YOUR TASK: Set out each line from the following listing that includes the word "yillarda".

_ _ _ _ _

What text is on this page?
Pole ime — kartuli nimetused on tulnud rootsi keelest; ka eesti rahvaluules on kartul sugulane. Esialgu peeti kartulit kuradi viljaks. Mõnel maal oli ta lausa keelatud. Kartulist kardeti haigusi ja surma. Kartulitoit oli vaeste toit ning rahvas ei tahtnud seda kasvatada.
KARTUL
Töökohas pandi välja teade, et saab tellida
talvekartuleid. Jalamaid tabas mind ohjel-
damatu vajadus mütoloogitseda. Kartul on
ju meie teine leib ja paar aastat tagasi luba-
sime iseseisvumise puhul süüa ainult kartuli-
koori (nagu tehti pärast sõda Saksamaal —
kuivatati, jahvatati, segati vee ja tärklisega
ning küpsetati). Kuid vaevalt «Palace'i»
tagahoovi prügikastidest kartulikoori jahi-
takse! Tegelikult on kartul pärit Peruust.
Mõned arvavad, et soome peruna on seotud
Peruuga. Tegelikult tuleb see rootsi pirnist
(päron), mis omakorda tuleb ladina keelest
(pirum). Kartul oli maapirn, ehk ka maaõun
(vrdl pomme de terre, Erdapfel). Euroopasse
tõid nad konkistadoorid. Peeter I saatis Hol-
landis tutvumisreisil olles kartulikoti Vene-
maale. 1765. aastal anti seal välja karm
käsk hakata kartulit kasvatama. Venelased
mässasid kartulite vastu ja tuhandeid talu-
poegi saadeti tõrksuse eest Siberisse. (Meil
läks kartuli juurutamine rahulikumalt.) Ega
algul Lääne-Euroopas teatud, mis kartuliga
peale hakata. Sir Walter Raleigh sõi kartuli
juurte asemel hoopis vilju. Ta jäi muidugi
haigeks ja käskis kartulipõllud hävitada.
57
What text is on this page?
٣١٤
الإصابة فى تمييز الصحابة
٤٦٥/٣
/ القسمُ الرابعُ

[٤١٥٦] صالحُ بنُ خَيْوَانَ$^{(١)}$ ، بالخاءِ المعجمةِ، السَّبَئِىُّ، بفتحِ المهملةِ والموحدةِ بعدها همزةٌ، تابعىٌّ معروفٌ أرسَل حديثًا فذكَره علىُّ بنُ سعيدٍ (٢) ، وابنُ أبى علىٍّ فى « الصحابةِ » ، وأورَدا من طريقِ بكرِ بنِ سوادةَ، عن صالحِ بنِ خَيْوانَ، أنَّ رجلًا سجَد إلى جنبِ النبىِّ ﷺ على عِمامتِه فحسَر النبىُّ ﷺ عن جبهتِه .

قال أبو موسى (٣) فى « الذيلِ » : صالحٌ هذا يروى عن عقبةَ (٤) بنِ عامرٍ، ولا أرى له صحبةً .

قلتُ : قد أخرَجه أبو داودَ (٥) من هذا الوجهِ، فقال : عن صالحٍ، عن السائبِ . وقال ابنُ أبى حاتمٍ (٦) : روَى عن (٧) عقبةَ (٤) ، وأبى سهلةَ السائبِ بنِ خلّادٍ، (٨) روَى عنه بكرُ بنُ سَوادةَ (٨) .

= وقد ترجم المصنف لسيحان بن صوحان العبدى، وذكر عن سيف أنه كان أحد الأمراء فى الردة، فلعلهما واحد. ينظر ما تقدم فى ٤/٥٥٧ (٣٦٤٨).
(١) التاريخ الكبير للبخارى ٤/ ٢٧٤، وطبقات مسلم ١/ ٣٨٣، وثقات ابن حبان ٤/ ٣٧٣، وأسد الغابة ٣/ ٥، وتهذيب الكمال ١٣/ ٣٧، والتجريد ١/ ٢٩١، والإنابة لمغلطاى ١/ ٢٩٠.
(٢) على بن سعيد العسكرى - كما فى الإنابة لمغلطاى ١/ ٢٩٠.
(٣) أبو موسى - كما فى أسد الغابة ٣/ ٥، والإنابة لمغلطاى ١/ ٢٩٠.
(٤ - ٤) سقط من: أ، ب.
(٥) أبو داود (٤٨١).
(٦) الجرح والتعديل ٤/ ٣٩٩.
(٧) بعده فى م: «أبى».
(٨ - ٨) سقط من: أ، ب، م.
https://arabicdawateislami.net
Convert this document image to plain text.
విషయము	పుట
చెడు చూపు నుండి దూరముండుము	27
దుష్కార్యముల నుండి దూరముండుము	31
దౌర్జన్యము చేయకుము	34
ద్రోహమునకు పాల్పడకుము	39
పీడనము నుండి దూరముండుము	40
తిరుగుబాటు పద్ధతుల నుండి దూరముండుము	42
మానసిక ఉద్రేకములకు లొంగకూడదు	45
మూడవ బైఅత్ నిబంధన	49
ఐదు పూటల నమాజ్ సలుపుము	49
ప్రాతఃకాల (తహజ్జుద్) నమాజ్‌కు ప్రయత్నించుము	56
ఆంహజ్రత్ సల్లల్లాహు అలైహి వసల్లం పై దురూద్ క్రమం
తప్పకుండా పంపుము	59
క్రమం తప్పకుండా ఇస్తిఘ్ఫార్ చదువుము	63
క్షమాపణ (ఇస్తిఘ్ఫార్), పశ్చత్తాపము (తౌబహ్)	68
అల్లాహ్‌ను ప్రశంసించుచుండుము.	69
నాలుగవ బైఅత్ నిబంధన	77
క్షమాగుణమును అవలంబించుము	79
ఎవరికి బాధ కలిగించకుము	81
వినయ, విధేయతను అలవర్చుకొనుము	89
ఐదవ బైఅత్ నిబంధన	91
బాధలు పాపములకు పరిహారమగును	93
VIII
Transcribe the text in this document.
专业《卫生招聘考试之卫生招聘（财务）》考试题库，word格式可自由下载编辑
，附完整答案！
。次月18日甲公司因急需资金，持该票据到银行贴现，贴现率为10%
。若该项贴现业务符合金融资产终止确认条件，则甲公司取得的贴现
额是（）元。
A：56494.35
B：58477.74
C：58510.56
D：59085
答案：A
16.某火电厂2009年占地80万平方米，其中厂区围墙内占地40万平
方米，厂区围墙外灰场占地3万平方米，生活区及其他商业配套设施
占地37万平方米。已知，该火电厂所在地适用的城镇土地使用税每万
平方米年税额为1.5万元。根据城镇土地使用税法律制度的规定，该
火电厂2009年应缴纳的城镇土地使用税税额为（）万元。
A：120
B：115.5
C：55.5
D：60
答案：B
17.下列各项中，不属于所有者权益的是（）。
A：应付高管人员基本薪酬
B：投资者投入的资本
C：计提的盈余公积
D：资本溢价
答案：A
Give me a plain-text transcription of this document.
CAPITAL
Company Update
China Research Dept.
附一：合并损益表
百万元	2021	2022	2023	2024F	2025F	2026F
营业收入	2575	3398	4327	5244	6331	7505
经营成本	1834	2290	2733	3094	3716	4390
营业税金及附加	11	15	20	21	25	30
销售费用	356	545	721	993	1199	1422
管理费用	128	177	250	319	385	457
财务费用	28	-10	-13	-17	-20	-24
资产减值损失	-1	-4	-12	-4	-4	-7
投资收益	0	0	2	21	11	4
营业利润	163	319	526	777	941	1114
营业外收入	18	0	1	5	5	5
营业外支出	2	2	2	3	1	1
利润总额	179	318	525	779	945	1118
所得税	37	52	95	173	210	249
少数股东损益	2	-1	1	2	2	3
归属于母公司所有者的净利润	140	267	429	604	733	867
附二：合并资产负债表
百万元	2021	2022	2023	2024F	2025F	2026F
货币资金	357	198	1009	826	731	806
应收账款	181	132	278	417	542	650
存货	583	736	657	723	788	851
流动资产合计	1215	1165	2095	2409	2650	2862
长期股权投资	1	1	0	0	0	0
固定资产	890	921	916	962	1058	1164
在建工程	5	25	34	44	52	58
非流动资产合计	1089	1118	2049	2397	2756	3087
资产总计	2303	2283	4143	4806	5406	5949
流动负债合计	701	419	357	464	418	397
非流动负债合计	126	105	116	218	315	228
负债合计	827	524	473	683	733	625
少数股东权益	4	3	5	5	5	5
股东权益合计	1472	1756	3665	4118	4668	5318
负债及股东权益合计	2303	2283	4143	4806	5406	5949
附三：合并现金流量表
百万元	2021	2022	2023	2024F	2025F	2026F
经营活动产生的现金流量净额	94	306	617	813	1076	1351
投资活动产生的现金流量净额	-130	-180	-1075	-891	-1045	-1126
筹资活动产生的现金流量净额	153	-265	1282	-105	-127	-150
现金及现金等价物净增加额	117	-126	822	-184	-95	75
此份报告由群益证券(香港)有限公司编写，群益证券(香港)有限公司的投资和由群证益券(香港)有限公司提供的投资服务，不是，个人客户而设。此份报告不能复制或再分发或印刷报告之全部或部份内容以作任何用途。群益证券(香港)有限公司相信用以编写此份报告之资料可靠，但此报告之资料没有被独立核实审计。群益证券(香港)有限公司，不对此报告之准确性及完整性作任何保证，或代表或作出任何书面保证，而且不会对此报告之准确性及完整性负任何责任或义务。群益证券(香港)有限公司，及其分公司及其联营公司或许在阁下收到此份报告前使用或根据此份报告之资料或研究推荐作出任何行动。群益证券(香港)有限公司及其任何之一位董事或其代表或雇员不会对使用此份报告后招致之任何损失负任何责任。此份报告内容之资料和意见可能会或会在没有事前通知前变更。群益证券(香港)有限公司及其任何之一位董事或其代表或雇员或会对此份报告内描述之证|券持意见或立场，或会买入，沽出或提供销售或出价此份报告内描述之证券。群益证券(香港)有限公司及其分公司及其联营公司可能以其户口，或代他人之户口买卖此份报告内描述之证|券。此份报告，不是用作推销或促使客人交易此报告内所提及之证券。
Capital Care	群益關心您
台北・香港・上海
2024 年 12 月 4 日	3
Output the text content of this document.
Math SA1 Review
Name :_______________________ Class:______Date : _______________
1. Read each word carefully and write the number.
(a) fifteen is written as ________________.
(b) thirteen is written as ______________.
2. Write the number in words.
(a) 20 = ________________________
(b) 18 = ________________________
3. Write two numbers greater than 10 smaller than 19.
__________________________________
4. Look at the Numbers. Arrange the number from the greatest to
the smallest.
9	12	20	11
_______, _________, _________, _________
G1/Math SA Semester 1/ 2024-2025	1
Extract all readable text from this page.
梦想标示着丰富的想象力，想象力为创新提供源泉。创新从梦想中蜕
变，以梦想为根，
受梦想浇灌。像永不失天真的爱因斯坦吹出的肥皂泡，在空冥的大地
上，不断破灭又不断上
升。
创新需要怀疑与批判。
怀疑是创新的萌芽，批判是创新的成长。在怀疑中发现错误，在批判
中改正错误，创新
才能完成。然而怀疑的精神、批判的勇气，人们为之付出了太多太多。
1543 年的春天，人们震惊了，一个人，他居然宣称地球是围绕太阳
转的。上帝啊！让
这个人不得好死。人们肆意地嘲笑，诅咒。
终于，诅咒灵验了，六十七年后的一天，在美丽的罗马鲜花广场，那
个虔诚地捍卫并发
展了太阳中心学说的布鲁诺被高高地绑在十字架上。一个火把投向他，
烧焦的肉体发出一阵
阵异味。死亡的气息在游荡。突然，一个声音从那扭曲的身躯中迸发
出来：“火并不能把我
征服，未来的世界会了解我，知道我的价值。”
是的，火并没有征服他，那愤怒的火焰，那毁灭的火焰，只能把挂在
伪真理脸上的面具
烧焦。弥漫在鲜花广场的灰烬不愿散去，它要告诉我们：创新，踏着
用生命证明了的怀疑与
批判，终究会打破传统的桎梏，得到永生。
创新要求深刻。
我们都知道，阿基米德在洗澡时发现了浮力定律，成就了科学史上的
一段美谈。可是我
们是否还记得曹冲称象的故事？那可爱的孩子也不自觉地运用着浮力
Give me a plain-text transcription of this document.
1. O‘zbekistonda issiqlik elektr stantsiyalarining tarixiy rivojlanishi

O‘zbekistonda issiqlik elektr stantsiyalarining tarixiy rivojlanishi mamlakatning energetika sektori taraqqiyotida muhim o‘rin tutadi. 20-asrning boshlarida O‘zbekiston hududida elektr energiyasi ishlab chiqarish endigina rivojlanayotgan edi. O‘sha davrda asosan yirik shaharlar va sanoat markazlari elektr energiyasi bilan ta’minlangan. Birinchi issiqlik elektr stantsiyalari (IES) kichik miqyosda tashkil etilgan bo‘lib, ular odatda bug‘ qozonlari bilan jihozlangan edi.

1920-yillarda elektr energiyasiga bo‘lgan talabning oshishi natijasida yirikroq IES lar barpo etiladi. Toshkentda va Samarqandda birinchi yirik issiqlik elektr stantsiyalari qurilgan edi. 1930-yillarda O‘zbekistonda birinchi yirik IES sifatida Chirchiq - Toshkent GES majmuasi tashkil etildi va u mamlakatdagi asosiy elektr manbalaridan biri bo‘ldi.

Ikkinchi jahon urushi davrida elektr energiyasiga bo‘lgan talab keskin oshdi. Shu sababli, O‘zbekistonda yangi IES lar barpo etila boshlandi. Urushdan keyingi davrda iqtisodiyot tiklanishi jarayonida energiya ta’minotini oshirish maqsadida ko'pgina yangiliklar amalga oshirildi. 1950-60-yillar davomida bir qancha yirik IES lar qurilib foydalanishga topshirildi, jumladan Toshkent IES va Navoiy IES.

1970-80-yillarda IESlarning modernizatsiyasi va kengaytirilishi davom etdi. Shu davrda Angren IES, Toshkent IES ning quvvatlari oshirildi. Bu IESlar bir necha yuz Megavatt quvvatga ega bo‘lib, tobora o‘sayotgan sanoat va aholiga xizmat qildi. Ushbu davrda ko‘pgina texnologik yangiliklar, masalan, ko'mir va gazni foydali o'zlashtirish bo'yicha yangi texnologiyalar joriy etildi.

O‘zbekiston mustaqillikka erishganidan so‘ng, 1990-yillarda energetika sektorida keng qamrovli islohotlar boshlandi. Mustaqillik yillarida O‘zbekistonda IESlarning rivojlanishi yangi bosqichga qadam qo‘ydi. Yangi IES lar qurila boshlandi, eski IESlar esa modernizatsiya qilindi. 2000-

_ _ _ _ _

WORKED ANSWER:
1920-yillarda elektr energiyasiga bo‘lgan talabning oshishi natijasida yirikroq IES lar barpo etiladi. Toshkentda va Samarqandda birinchi yirik issiqlik elektr stantsiyalari qurilgan edi. 1930-yillarda O‘zbekistonda birinchi yirik IES sifatida Chirchiq - Toshkent GES majmuasi tashkil etildi va u mamlakatdagi asosiy elektr manbalaridan biri bo‘ldi.
1970-80-yillarda IESlarning modernizatsiyasi va kengaytirilishi davom etdi. Shu davrda Angren IES, Toshkent IES ning quvvatlari oshirildi. Bu IESlar bir necha yuz Megavatt quvvatga ega bo‘lib, tobora o‘sayotgan sanoat va aholiga xizmat qildi. Ushbu davrda ko‘pgina texnologik yangiliklar, masalan, ko'mir va gazni foydali o'zlashtirish bo'yicha yangi texnologiyalar joriy etildi.
O‘zbekiston mustaqillikka erishganidan so‘ng, 1990-yillarda energetika sektorida keng qamrovli islohotlar boshlandi. Mustaqillik yillarida O‘zbekistonda IESlarning rivojlanishi yangi bosqichga qadam qo‘ydi. Yangi IES lar qurila boshlandi, eski IESlar esa modernizatsiya qilindi. 2000-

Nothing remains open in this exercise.